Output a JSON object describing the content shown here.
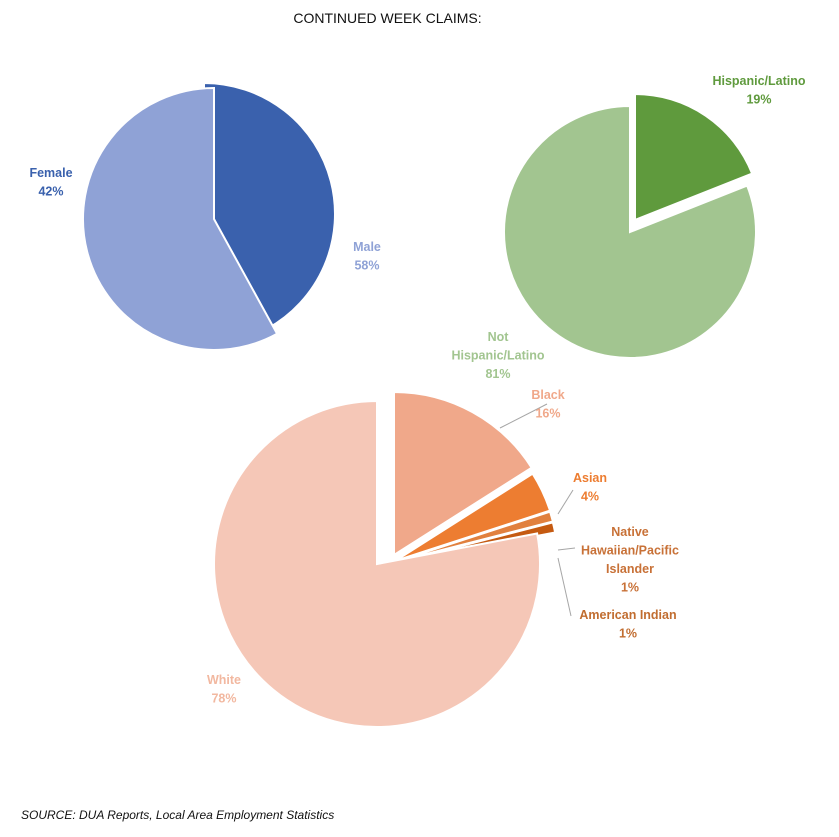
{
  "title": "CONTINUED WEEK CLAIMS:",
  "source": "SOURCE: DUA Reports, Local Area Employment Statistics",
  "chart_data": [
    {
      "type": "pie",
      "categories": [
        "Female",
        "Male"
      ],
      "values": [
        42,
        58
      ],
      "data_labels": [
        "42%",
        "58%"
      ],
      "colors": [
        "#3a61ad",
        "#8fa2d6"
      ],
      "exploded": "Female"
    },
    {
      "type": "pie",
      "categories": [
        "Hispanic/Latino",
        "Not Hispanic/Latino"
      ],
      "values": [
        19,
        81
      ],
      "data_labels": [
        "19%",
        "81%"
      ],
      "colors": [
        "#5f9a3d",
        "#a2c590"
      ],
      "exploded": "Hispanic/Latino"
    },
    {
      "type": "pie",
      "categories": [
        "Black",
        "Asian",
        "Native Hawaiian/Pacific Islander",
        "American Indian",
        "White"
      ],
      "values": [
        16,
        4,
        1,
        1,
        78
      ],
      "data_labels": [
        "16%",
        "4%",
        "1%",
        "1%",
        "78%"
      ],
      "colors": [
        "#f0a88a",
        "#ed7d31",
        "#e1803e",
        "#c55a11",
        "#f5c7b7"
      ],
      "label_colors": [
        "#f0a88a",
        "#ed7d31",
        "#c87137",
        "#c16d30",
        "#f2b8a0"
      ],
      "exploded": "all"
    }
  ]
}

_ _ _

OBJECTIVE: From the listing above, copy out each line where the word "Latino" appears.

RESULT:
        "Hispanic/Latino",
        "Not Hispanic/Latino"
      "exploded": "Hispanic/Latino"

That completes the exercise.